▶ **Objectives**:
**a.** According to the IRS guidance text, as of what date can distributions from qualified retirement plans, annuity plans and governmental plans be rolled over to a Roth IRA?
**b.** In the IRS guidance text, write out everything from "PPA added new" down to "to non-spouse beneficiaries.", swapping "Notice" for "announcement".
**c.** Summarize the IRS guidance text in two sentences.

[begin Supplied passage]

IRS Issues Guidance on PPA Distribution Changes


The IRS recently issued Notice 2008-30 to provide guidance regarding various PPA and other changes which affect distributions from qualified plans. In question and answer format, the Notice addressed modifications which allow rollovers to Roth IRAs from an expanded group of eligible retirement plans, require plans subject the QJSA requirements to provide a new qualified optional survivor annuity, change the determination of present value, and require a distribution of excess deferrals to be credited with gap period earnings.

Rollovers to Roth IRAs from Additional Eligible Retirement Plans

Effective January 1, 2008, distributions from qualified retirement plans, annuity plans and governmental plans can be rolled over to a Roth IRA. Previously, Roth IRAs could accept rollovers only from another Roth IRA, a non-Roth IRA (i.e., a traditional or SIMPLE IRA), or a designated Roth account. With regard to the newly eligible retirement plans, IRS clarified the following.

  • Direct or Indirect Rollover Permitted. A rollover to a Roth IRA can be accomplished either by a direct rollover or by a plan distribution which is followed by a rollover within 60 days.
  • Taxable Income. With a rollover to a Roth IRA, the individual must include in gross income the amount that would be includible if the rollover did not occur.
  • Early Distribution Tax Does Not Apply. Even though amounts are included in gross income, the 10 percent early distribution tax under IRC § 72(t) does not apply to the rollover. It will apply, however, if the taxable amount rolled into the Roth IRA is distributed within 5 years.
  • $100,000 Adjusted Gross Income Limit. For 2008 and 2009, a taxpayer is not permitted to rollover a distribution from an eligible retirement plan (other than a Roth IRA) to a Roth IRA if the taxpayer has modified adjusted gross income over $100,000 or is married and files a separate return. Presumably, such an individual would elect a rollover to a traditional IRA and, when permitted, convert the traditional IRA to a Roth IRA.

    Technical Corrections to PPA, when finalized, will hopefully narrow the application of this limit so that it applies only to prohibit rollovers that involve amounts which become taxable (e.g., conversions of non-Roth IRAs to Roth IRAs), and not to rollovers that involve amounts which do not become taxable (e.g., rollovers from IRC § 403(b) and designated Roth accounts). Currently, the income limit prohibits both rollovers.

  • Direct Rollover Election Required. A qualified plan must permit the distributee to elect a direct rollover to a Roth IRA (subject to existing exceptions for small amounts and multiple distributions).

    PPA added new IRC § 402(c)(11) which provides for direct rollovers for nonspouse beneficiaries. Technical Corrections to PPA, when finalized, may clarify the plan's obligation to provide these direct rollovers. IRS initially interpreted the new provisions to allow but not require non-spouse direct rollovers, then reversed that position in anticipation of technical changes, then again reversed its position in this Notice. Under this Notice, a plan is permitted but not required to offer direct rollovers to non-spouse beneficiaries.

[end Supplied passage]
[begin Material provided]

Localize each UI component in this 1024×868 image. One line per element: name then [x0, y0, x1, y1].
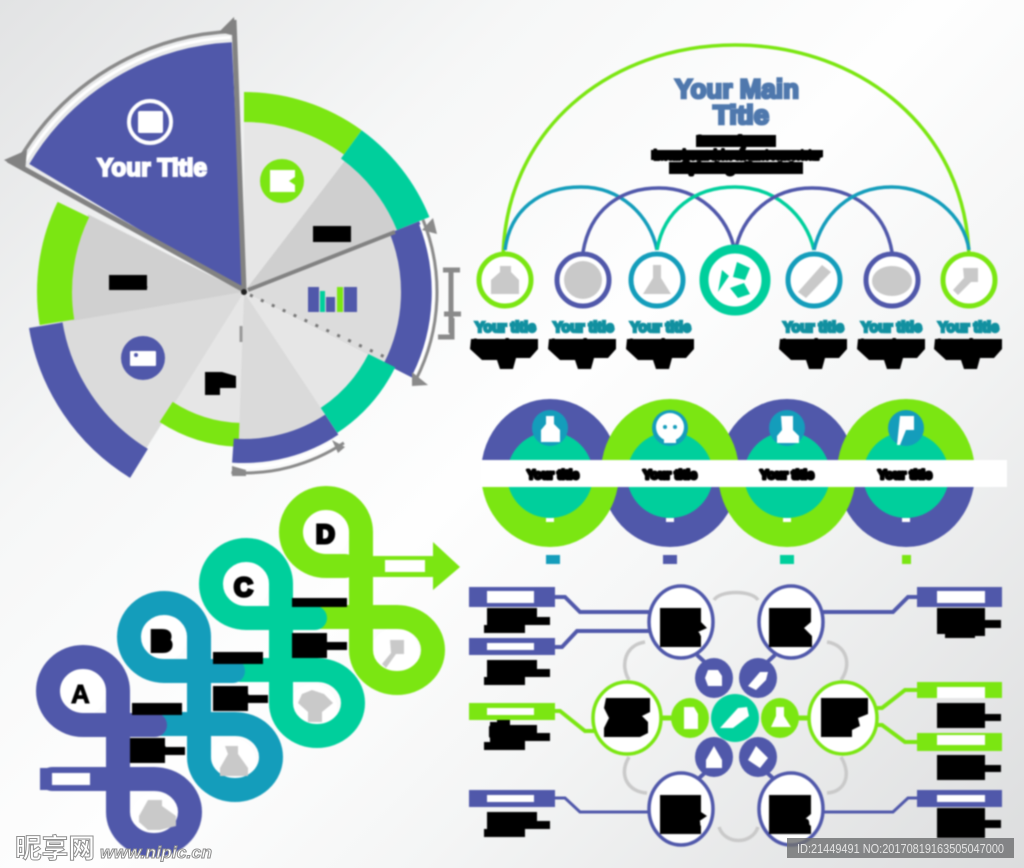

[end Material provided]

▶ **Replies**:
**a.** January 1, 2008.

**b.**
PPA added new IRC § 402(c)(11) which provides for direct rollovers for nonspouse beneficiaries. Technical Corrections to PPA, when finalized, may clarify the plan's obligation to provide these direct rollovers. IRS initially interpreted the new provisions to allow but not require non-spouse direct rollovers, then reversed that position in anticipation of technical changes, then again reversed its position in this announcement. Under this announcement, a plan is permitted but not required to offer direct rollovers to non-spouse beneficiaries.

**c.** The IRS issued Notice 2008-30 to give guidance, in question-and-answer format, on PPA and other changes that affect distributions from qualified plans. Among these changes, distributions from qualified retirement plans, annuity plans and governmental plans can be rolled over to a Roth IRA starting January 1, 2008, with the taxable amount included in gross income and, for 2008 and 2009, a bar on such rollovers for taxpayers with modified adjusted gross income over $100,000 or who are married and file a separate return.